Problem requirements –
Go through the entries one line at a time, and gather every line that has the word "background".

Provided records –
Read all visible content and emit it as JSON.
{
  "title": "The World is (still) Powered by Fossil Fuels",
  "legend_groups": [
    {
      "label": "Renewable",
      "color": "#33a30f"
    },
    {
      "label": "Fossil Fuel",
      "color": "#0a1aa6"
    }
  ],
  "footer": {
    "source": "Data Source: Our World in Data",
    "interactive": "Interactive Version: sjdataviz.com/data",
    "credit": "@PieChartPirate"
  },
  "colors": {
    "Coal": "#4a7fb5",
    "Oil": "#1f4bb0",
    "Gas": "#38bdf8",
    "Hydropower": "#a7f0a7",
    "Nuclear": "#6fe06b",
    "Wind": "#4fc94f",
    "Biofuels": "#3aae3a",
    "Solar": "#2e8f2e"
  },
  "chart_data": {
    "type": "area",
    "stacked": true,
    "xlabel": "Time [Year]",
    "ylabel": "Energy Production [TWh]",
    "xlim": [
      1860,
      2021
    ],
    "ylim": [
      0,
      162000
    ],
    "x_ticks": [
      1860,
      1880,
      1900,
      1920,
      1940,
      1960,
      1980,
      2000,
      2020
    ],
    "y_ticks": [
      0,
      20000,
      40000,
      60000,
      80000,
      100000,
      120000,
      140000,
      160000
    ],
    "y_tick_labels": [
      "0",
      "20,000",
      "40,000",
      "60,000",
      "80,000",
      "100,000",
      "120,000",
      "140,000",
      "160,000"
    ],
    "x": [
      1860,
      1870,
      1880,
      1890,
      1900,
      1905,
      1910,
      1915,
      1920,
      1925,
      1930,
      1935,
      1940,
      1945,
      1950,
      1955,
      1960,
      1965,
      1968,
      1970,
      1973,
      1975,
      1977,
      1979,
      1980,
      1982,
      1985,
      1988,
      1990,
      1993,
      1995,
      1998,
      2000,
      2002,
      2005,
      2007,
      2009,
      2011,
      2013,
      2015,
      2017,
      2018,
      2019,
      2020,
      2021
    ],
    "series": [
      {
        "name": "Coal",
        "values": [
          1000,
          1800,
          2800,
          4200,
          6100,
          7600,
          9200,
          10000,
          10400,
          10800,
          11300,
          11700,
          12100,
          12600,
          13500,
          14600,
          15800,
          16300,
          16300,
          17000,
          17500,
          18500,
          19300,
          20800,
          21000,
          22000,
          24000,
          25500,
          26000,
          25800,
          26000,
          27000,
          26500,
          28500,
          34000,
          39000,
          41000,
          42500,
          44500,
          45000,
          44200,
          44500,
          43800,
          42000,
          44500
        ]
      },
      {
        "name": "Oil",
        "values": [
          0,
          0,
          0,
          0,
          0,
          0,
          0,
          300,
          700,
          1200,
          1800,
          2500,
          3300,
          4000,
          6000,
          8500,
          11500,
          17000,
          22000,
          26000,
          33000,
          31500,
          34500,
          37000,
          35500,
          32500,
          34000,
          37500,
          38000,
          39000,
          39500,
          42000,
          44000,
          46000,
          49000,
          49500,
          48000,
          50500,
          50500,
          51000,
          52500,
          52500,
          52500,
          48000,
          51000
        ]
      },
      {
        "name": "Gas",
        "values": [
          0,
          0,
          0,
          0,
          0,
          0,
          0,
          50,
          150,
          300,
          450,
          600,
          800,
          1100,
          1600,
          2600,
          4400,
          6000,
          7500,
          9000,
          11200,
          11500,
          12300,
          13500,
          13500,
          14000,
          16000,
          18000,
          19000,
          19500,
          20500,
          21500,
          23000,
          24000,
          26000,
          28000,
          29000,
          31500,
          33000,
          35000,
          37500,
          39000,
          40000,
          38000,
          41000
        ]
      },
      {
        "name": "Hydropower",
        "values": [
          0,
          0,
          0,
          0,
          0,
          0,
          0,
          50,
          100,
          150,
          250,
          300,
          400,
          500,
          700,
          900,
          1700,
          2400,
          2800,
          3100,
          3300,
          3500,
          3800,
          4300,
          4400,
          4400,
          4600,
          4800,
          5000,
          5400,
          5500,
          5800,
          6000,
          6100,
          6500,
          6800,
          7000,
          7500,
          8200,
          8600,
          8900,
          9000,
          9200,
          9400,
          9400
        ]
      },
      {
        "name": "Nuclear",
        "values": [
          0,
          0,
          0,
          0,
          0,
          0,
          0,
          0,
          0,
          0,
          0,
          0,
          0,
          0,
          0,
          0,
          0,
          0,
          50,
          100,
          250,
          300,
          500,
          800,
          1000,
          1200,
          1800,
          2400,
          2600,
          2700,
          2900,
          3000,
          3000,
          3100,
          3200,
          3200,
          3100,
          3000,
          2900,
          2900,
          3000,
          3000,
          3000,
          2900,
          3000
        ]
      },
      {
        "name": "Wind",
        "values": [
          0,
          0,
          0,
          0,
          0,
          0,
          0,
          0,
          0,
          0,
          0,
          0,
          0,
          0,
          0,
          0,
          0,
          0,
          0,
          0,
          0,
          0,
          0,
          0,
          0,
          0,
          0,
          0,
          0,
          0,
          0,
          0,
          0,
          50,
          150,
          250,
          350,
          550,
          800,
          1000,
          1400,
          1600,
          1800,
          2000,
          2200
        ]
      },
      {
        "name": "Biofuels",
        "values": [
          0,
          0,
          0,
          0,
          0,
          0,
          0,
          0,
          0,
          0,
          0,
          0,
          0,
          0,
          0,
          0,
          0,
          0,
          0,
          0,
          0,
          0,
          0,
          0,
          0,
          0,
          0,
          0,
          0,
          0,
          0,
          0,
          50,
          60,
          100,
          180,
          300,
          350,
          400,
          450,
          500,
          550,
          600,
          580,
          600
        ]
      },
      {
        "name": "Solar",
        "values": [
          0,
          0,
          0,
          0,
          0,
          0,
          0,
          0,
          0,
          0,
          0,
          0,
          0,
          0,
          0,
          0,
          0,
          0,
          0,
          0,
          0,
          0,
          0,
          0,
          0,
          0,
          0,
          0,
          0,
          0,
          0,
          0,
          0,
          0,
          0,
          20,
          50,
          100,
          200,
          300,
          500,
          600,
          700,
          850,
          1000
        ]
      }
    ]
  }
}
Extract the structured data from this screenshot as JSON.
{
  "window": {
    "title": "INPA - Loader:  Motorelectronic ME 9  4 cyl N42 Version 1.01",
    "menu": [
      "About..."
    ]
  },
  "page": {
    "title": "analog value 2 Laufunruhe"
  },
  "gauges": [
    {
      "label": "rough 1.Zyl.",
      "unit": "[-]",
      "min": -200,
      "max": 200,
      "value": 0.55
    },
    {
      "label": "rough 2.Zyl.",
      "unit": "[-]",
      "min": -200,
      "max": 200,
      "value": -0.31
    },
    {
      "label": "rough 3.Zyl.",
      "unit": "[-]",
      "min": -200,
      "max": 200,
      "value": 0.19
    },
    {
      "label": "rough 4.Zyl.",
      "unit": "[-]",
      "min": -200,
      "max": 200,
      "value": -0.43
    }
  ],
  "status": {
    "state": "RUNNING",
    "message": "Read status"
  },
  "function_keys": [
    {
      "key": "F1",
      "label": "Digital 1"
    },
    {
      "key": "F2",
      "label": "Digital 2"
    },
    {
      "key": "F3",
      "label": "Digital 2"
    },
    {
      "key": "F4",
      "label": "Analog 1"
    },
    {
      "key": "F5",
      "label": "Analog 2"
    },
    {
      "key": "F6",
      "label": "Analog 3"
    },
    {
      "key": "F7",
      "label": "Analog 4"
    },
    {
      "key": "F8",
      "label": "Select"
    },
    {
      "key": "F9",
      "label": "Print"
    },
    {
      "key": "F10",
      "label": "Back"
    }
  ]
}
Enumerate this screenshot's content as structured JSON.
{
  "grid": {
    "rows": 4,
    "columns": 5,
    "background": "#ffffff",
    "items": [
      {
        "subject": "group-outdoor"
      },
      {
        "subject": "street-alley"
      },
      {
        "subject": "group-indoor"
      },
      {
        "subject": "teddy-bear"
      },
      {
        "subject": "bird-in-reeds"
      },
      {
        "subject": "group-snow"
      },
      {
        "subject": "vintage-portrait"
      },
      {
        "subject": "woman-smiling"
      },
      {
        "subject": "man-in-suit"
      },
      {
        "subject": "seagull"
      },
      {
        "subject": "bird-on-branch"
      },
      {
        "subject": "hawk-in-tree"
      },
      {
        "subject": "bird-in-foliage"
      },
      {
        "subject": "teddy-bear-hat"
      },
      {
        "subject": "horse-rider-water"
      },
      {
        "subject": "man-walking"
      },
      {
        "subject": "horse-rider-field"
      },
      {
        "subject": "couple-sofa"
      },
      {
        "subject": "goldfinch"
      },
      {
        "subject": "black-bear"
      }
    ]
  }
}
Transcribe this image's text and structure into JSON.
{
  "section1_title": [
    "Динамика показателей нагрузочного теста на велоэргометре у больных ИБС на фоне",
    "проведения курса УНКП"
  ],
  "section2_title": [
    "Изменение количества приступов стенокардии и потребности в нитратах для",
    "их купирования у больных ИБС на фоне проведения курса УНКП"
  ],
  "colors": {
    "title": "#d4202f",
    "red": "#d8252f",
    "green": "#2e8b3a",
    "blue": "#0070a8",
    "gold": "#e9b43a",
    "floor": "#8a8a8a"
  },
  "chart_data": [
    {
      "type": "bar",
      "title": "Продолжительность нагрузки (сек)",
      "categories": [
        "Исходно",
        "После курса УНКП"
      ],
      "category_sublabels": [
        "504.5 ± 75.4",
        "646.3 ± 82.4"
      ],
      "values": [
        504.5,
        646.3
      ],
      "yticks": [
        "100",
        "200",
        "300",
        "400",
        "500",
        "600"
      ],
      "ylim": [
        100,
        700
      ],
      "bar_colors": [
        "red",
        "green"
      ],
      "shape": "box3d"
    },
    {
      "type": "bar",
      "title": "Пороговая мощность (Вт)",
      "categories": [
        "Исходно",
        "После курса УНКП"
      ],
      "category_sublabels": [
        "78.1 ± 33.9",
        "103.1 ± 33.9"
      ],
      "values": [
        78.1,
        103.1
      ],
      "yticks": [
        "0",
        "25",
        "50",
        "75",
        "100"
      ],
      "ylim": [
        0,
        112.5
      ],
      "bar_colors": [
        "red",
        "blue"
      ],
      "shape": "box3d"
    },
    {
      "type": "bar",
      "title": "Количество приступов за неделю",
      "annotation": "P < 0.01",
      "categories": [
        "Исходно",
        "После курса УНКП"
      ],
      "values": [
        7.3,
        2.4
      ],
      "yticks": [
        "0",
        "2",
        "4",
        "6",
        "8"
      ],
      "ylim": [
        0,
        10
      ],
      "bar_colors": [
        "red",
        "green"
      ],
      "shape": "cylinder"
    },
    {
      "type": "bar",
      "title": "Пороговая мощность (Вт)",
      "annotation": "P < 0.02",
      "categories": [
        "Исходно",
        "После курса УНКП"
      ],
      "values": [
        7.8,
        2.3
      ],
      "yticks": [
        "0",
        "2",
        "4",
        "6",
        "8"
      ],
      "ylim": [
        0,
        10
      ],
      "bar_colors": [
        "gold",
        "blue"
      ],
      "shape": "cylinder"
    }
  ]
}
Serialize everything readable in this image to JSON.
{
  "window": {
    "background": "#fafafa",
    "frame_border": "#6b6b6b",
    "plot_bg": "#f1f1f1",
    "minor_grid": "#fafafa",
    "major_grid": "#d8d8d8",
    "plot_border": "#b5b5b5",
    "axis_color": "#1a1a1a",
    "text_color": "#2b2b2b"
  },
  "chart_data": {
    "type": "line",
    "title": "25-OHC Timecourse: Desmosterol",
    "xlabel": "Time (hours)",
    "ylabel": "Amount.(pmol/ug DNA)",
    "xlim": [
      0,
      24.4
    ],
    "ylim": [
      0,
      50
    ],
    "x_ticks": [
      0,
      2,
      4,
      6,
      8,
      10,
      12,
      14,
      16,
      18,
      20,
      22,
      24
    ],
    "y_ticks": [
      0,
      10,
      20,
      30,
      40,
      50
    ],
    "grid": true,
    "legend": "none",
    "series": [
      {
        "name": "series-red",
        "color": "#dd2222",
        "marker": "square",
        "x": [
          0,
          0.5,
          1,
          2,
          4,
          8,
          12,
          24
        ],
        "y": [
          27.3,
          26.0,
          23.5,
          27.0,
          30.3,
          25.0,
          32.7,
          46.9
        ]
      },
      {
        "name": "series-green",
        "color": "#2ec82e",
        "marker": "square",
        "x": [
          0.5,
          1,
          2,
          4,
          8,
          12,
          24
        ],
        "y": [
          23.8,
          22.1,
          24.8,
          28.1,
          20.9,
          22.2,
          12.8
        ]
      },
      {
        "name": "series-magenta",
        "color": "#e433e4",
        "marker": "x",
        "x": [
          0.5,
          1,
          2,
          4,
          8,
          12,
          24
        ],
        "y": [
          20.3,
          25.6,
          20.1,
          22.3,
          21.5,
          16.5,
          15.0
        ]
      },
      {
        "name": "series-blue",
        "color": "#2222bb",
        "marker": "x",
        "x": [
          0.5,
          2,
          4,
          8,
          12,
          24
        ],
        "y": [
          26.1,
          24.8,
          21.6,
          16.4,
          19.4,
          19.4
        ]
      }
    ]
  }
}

Expected answer –
    "background": "#ffffff",
    "background": "#fafafa",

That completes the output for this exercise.